→ **PROBLEM DETAILS**
Extend the article on capillary action below, beginning right after its final sentence and leaving the listing aside.

Examples That Explain the Concept and Meaning of Capillary Action

Capillary action example
Capillary action allows a liquid to rise upwards against the force of gravity. It is an important natural phenomenon on which is the functioning principle of several natural and artificial processes. In this Buzzle post, we shall find out what capillary action is, and take a look at some of its important examples.
Did You Know?
In some pairs of materials, including mercury and glass, the intermolecular forces within the liquid (mercury), exceed those between the solid (glass) and the liquid (mercury). In such cases, capillary action tends to work in reverse.
When we lift something from the ground, we work against gravity. We are able to do so because we are mobile creatures with bones and muscles that produce enough mechanical force to overcome the gravitational pull. So, for instance, if we want to drink water, we just collect it in a vessel and lift it up to our mouths.

But what about non-mobile creatures such as the tress and plants? Without being capable of any form of motion, how are they able to overcome gravity and lift water to various parts in their system? The answer lies in capillary action.

Capillary action is an interesting phenomenon that helps plants raise water without requiring motion. But that isn't all. Capillary action also has many other applications in physics, chemistry, as well as in everyday life. In the following sections, we shall try to understand capillary action and its working. We shall also take a look at some of its common examples.
Capillary Action Definition
Capillary action is defined as the motion of liquids inside very narrow spaces without the assistance of, and most of the time in opposition to, external forces such as gravity. It occurs because of the molecular force of attraction that exists between a liquid and its surrounding solid surfaces.
If the diameter of a tube is made sufficiently small, then a combination of surface tension caused by cohesion within the liquid and the adhesive forces between the liquid and the container, causes the liquid to be lifted up and rise within the tube. Thus, capillary action results from the pressure created due to the combined effect of cohesion and adhesion, which makes the liquid work against the force of gravity.
Physics Behind Capillary Action
From the above section, it is clear that capillary action is the result of surface tension and adhesion. Lets discuss what each of these terms means.
Surface Tension
Surface tension is a phenomenon that occurs as a result of the cohesive forces acting between the molecules of a liquid. The liquid molecules present at the surface of a liquid are not surrounded by other liquid molecules on all sides. As such, they tend to cohere more strongly to those that are similar to them. This enhancement in the inter-molecular attraction between the molecules present at the surface of a liquid is known as surface tension.

→ **MATERIAL PROVIDED**
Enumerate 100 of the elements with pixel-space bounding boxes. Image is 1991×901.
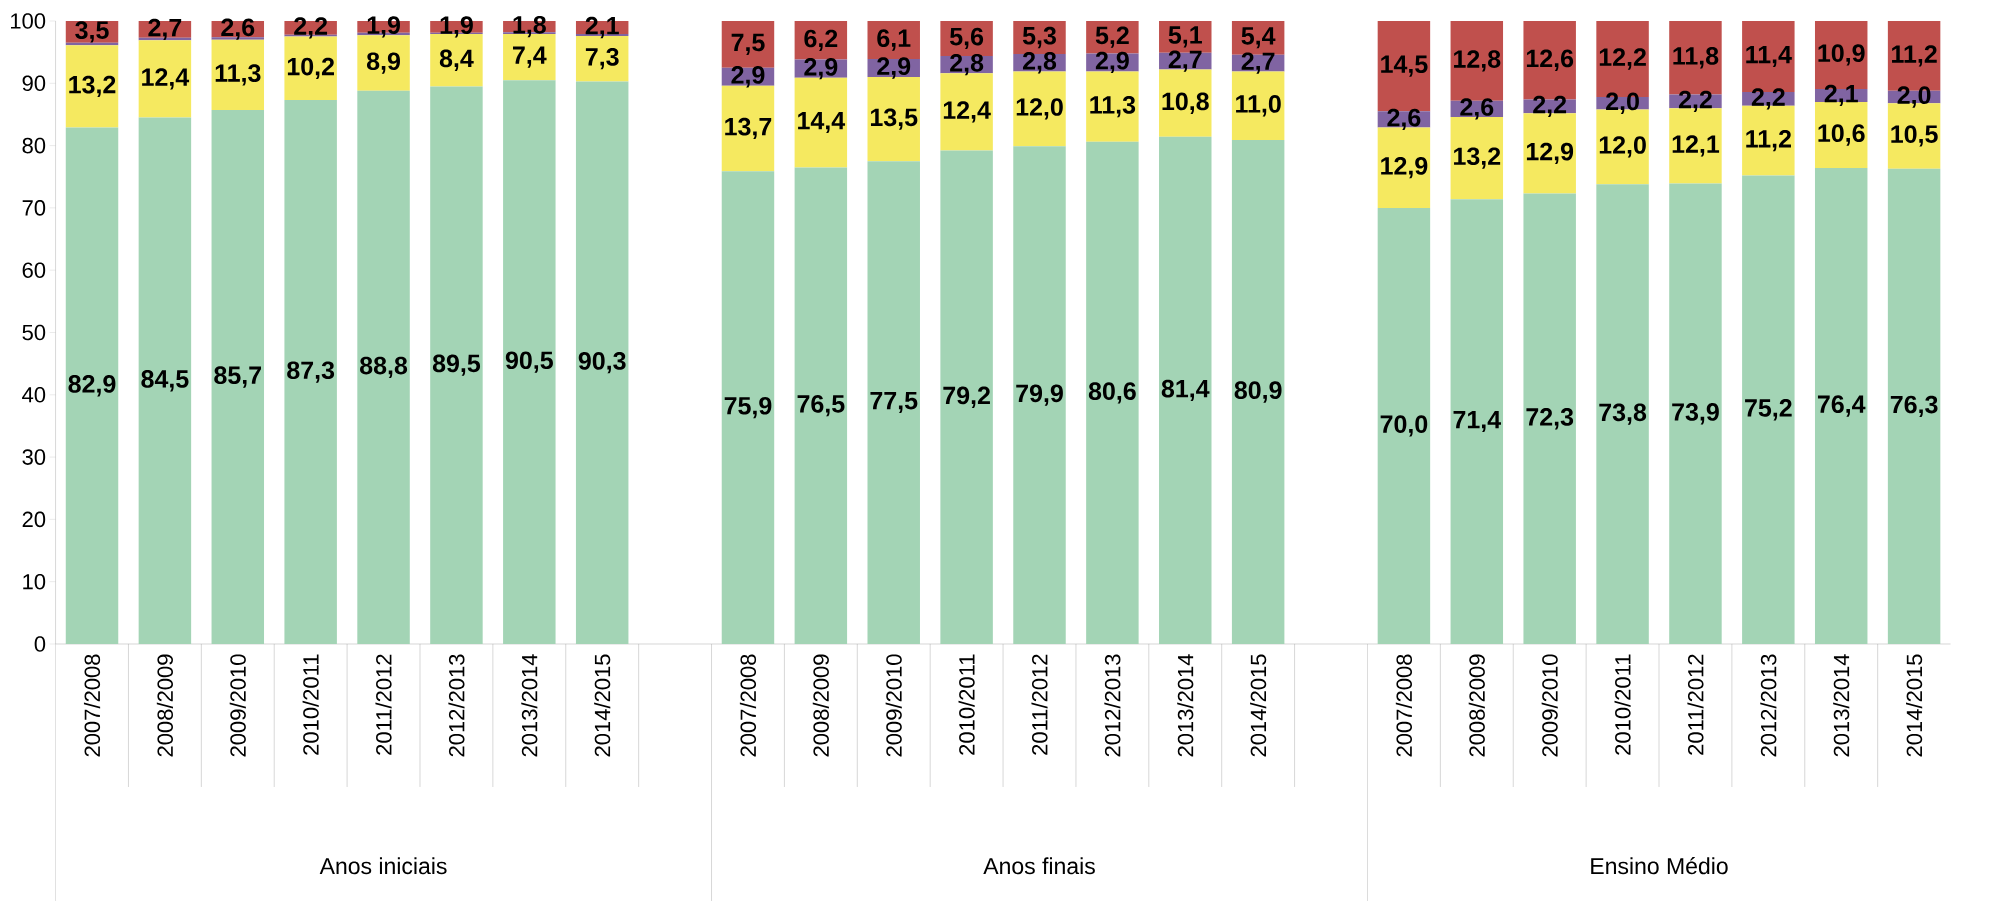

→ **ANSWER BELOW**
Surface tension results in the formation of a strongly bonded layer of molecules on the surface of a liquid, which makes it more difficult for an object to move freely as compared to when it is completely submersed.
Cohesion and Adhesion
Molecules in a liquid experience two types of inter-molecular attractive forces. When the attractive force is between like molecules, i.e., between the molecules of a liquid, it is termed as cohesion. The phenomenon of surface tension, discussed above, is an example of cohesive forces between the molecules at the surface of a liquid and those present in the rest of it. Cohesion is also the reason why the molecules in a drop of water are held together giving it its characteristic shape.

The other type of attractive force is the one seen between unlike molecules, i.e., between the molecules of a liquid and those of a solid. These forces are known as adhesive forces.

For example, when a solid surface, such as a glass tube, is placed on the surface of water, the phenomenon of adhesion causes the water molecules to be attracted by the glass molecules. In case of a narrow tube, adhesive forces increase in comparison to the cohesive forces acting between the water molecules on the surface, which causes the water to rise inside the tube. This phenomenon is known as capillary action. It is interesting to note that the narrower the tube is, the higher the water rises inside it due to capillary action.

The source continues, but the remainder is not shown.